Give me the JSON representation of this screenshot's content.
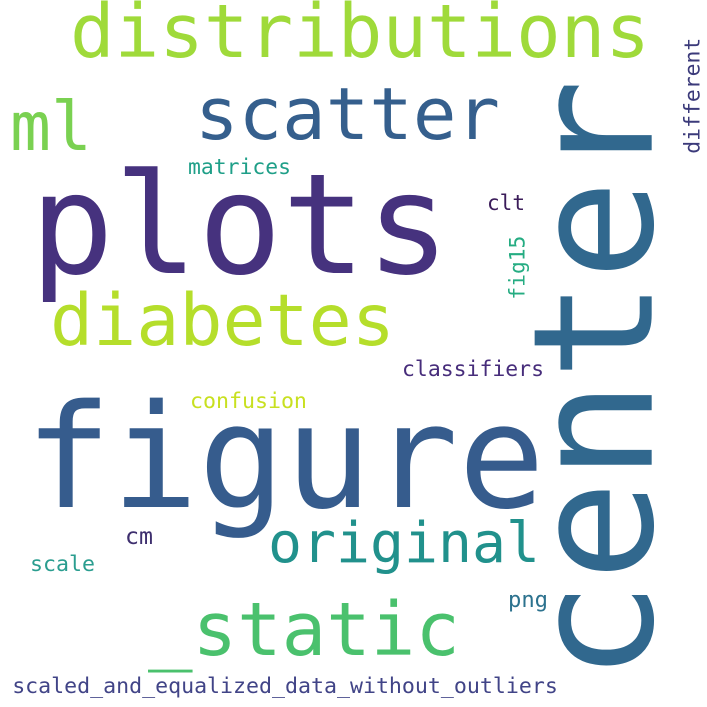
{
  "word_cloud": {
    "background_color": "#ffffff",
    "words": [
      {
        "text": "plots",
        "color": "#46327e"
      },
      {
        "text": "figure",
        "color": "#365c8d"
      },
      {
        "text": "center",
        "color": "#31688e"
      },
      {
        "text": "distributions",
        "color": "#9fda3a"
      },
      {
        "text": "scatter",
        "color": "#355f8d"
      },
      {
        "text": "diabetes",
        "color": "#b5de2b"
      },
      {
        "text": "ml",
        "color": "#7ad151"
      },
      {
        "text": "_static",
        "color": "#4ac16d"
      },
      {
        "text": "original",
        "color": "#21918c"
      },
      {
        "text": "matrices",
        "color": "#1f9f88"
      },
      {
        "text": "clt",
        "color": "#3b1c5a"
      },
      {
        "text": "fig15",
        "color": "#25ac82"
      },
      {
        "text": "classifiers",
        "color": "#472d7b"
      },
      {
        "text": "confusion",
        "color": "#c8e020"
      },
      {
        "text": "cm",
        "color": "#3e2f6e"
      },
      {
        "text": "scale",
        "color": "#2a9d8f"
      },
      {
        "text": "png",
        "color": "#2c728e"
      },
      {
        "text": "different",
        "color": "#3b3a7a"
      },
      {
        "text": "scaled_and_equalized_data_without_outliers",
        "color": "#414487"
      }
    ]
  }
}
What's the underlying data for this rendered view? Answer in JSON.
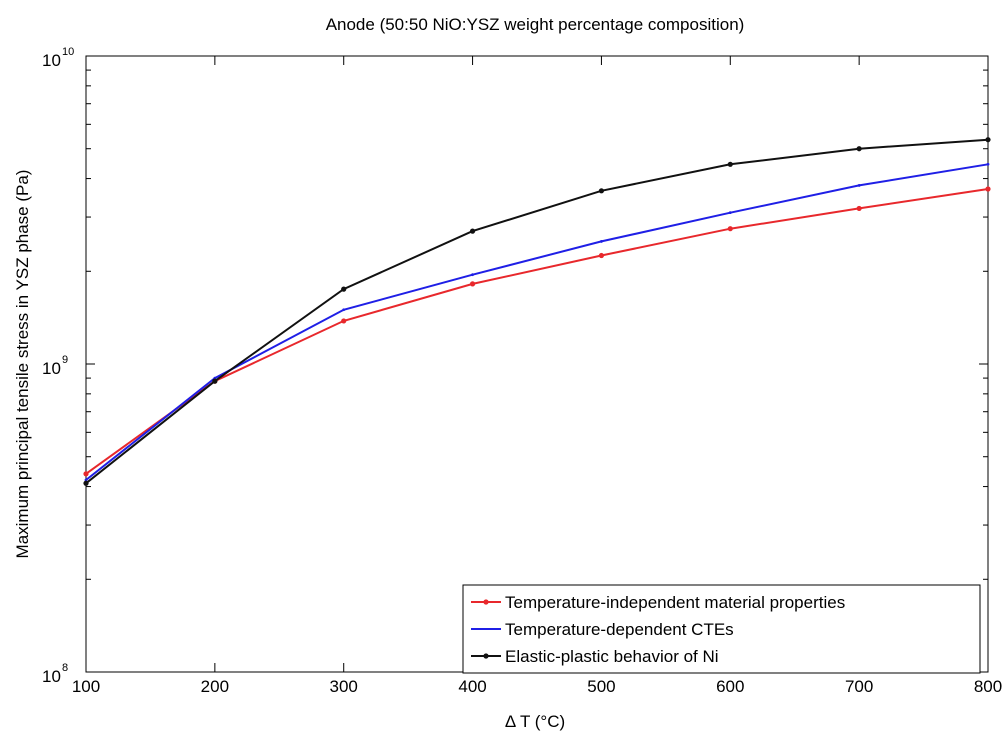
{
  "chart_data": {
    "type": "line",
    "title": "Anode (50:50 NiO:YSZ weight percentage composition)",
    "xlabel": "Δ T (°C)",
    "ylabel": "Maximum principal tensile stress in YSZ phase (Pa)",
    "xlim": [
      100,
      800
    ],
    "ylim": [
      100000000,
      10000000000
    ],
    "yscale": "log",
    "x_ticks": [
      "100",
      "200",
      "300",
      "400",
      "500",
      "600",
      "700",
      "800"
    ],
    "y_ticks": [
      {
        "value": 100000000,
        "base": "10",
        "exp": "8"
      },
      {
        "value": 1000000000,
        "base": "10",
        "exp": "9"
      },
      {
        "value": 10000000000,
        "base": "10",
        "exp": "10"
      }
    ],
    "grid": false,
    "legend_position": "bottom-right",
    "x": [
      100,
      200,
      300,
      400,
      500,
      600,
      700,
      800
    ],
    "series": [
      {
        "name": "Temperature-independent material properties",
        "color": "#e8282c",
        "marker": "dot",
        "values": [
          440000000,
          880000000,
          1380000000,
          1820000000,
          2250000000,
          2750000000,
          3200000000,
          3700000000
        ]
      },
      {
        "name": "Temperature-dependent CTEs",
        "color": "#1f1fe6",
        "marker": "none",
        "values": [
          420000000,
          900000000,
          1500000000,
          1950000000,
          2500000000,
          3100000000,
          3800000000,
          4450000000
        ]
      },
      {
        "name": "Elastic-plastic behavior of Ni",
        "color": "#111111",
        "marker": "dot",
        "values": [
          410000000,
          880000000,
          1750000000,
          2700000000,
          3650000000,
          4450000000,
          5000000000,
          5350000000
        ]
      }
    ]
  }
}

_GIVEN PROBLEM:_ Show every line of the listing in which the string "JSON" can be found.

_RESULT OF THE EXERCISE:_
Give me the JSON representation of this screenshot's content.
What's the underlying data for this rendered view? Answer in JSON.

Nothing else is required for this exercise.